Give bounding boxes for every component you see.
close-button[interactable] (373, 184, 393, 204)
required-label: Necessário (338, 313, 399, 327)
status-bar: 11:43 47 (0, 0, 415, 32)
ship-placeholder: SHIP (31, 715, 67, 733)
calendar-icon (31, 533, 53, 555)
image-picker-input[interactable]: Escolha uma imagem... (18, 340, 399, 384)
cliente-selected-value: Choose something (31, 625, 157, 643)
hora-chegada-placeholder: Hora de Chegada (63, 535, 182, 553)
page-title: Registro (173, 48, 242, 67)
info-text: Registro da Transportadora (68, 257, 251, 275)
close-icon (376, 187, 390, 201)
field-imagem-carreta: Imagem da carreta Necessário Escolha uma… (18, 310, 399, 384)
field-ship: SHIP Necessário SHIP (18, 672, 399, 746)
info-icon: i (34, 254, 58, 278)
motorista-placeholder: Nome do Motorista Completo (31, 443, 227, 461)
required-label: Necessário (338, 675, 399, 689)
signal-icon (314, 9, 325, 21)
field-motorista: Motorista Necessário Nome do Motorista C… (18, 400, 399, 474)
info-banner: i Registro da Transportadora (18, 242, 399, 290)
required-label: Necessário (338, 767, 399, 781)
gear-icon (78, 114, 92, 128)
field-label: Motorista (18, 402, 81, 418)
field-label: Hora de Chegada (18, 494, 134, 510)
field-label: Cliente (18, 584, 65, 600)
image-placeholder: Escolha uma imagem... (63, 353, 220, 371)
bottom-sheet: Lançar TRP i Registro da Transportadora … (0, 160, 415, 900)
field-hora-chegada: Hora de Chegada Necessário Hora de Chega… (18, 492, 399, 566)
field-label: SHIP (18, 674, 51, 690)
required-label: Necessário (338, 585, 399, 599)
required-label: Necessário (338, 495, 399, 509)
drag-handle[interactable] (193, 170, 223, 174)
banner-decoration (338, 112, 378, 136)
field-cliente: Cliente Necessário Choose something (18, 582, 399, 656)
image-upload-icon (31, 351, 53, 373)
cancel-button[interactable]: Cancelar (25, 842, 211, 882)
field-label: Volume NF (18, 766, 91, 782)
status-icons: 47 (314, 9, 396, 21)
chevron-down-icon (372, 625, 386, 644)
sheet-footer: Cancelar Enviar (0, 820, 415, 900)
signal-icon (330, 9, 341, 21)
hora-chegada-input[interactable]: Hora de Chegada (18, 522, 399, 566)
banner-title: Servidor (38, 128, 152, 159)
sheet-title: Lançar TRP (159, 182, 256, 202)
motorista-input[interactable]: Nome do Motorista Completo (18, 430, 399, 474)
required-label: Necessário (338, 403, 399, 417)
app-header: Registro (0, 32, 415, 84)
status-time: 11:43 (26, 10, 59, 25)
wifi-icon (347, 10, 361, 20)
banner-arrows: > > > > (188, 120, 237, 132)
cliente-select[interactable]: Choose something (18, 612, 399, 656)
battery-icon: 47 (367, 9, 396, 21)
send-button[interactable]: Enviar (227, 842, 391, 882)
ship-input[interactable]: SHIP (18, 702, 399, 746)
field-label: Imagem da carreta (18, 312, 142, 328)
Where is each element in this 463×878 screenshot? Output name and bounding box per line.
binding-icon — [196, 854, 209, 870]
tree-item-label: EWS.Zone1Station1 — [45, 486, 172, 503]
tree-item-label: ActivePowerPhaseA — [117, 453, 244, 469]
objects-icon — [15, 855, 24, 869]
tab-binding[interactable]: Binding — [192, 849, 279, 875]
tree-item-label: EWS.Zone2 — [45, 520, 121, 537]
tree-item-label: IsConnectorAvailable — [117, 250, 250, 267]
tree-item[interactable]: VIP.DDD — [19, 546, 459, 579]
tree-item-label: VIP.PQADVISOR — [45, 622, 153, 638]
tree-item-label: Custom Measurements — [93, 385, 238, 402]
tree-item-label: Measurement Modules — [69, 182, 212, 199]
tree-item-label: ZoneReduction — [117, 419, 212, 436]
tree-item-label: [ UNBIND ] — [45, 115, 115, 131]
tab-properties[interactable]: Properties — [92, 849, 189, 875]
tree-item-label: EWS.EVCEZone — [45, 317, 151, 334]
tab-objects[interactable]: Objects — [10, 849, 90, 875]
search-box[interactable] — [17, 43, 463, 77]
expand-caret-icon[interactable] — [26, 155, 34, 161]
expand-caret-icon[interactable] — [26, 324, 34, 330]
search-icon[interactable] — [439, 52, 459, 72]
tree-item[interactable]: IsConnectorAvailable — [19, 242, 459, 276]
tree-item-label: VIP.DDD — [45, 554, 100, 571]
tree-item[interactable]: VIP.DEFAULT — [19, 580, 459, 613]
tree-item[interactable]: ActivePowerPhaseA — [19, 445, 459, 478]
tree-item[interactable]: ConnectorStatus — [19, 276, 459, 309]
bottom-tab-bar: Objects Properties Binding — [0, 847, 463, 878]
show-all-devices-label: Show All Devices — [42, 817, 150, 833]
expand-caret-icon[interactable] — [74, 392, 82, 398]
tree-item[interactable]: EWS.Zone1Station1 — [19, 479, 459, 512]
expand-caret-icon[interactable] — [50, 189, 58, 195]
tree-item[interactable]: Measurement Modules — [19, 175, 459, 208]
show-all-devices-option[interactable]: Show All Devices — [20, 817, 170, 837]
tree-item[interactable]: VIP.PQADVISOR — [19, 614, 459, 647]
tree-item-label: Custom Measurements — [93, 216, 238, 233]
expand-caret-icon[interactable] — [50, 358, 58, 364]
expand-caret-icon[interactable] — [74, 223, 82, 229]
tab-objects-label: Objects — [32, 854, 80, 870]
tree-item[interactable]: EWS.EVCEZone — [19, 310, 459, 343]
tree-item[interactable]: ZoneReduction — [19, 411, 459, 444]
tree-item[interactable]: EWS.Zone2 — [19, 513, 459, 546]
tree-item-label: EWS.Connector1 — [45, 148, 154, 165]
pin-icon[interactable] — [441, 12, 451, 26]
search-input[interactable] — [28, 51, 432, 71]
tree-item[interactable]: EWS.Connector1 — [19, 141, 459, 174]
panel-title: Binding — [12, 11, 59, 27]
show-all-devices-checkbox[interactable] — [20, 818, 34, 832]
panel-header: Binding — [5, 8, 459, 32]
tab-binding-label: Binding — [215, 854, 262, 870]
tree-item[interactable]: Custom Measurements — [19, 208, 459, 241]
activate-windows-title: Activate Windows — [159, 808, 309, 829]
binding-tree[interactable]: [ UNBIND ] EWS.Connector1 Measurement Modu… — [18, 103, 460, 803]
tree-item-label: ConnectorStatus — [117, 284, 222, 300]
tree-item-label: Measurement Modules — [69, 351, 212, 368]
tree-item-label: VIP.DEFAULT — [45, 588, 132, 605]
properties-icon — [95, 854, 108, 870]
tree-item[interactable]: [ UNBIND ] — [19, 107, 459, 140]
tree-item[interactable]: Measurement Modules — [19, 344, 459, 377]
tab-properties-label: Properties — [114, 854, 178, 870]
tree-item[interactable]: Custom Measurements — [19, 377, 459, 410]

• **Aim**:
Render the items, from the first line up to and including the line containing "required-label: Necessário (338, 585, 399, 599)", as a JSON list of strings with one string per line and blank lines omitted.

• **Final result**:
[
  "Give bounding boxes for every component you see.",
  "close-button[interactable] (373, 184, 393, 204)",
  "required-label: Necessário (338, 313, 399, 327)",
  "status-bar: 11:43 47 (0, 0, 415, 32)",
  "ship-placeholder: SHIP (31, 715, 67, 733)",
  "calendar-icon (31, 533, 53, 555)",
  "image-picker-input[interactable]: Escolha uma imagem... (18, 340, 399, 384)",
  "cliente-selected-value: Choose something (31, 625, 157, 643)",
  "hora-chegada-placeholder: Hora de Chegada (63, 535, 182, 553)",
  "page-title: Registro (173, 48, 242, 67)",
  "info-text: Registro da Transportadora (68, 257, 251, 275)",
  "close-icon (376, 187, 390, 201)",
  "field-imagem-carreta: Imagem da carreta Necessário Escolha uma… (18, 310, 399, 384)",
  "field-ship: SHIP Necessário SHIP (18, 672, 399, 746)",
  "info-icon: i (34, 254, 58, 278)",
  "motorista-placeholder: Nome do Motorista Completo (31, 443, 227, 461)",
  "required-label: Necessário (338, 675, 399, 689)",
  "signal-icon (314, 9, 325, 21)",
  "field-motorista: Motorista Necessário Nome do Motorista C… (18, 400, 399, 474)",
  "info-banner: i Registro da Transportadora (18, 242, 399, 290)",
  "required-label: Necessário (338, 767, 399, 781)",
  "gear-icon (78, 114, 92, 128)",
  "field-label: Motorista (18, 402, 81, 418)",
  "field-label: Hora de Chegada (18, 494, 134, 510)",
  "field-label: Cliente (18, 584, 65, 600)",
  "image-placeholder: Escolha uma imagem... (63, 353, 220, 371)",
  "bottom-sheet: Lançar TRP i Registro da Transportadora … (0, 160, 415, 900)",
  "field-hora-chegada: Hora de Chegada Necessário Hora de Chega… (18, 492, 399, 566)",
  "field-label: SHIP (18, 674, 51, 690)",
  "required-label: Necessário (338, 585, 399, 599)"
]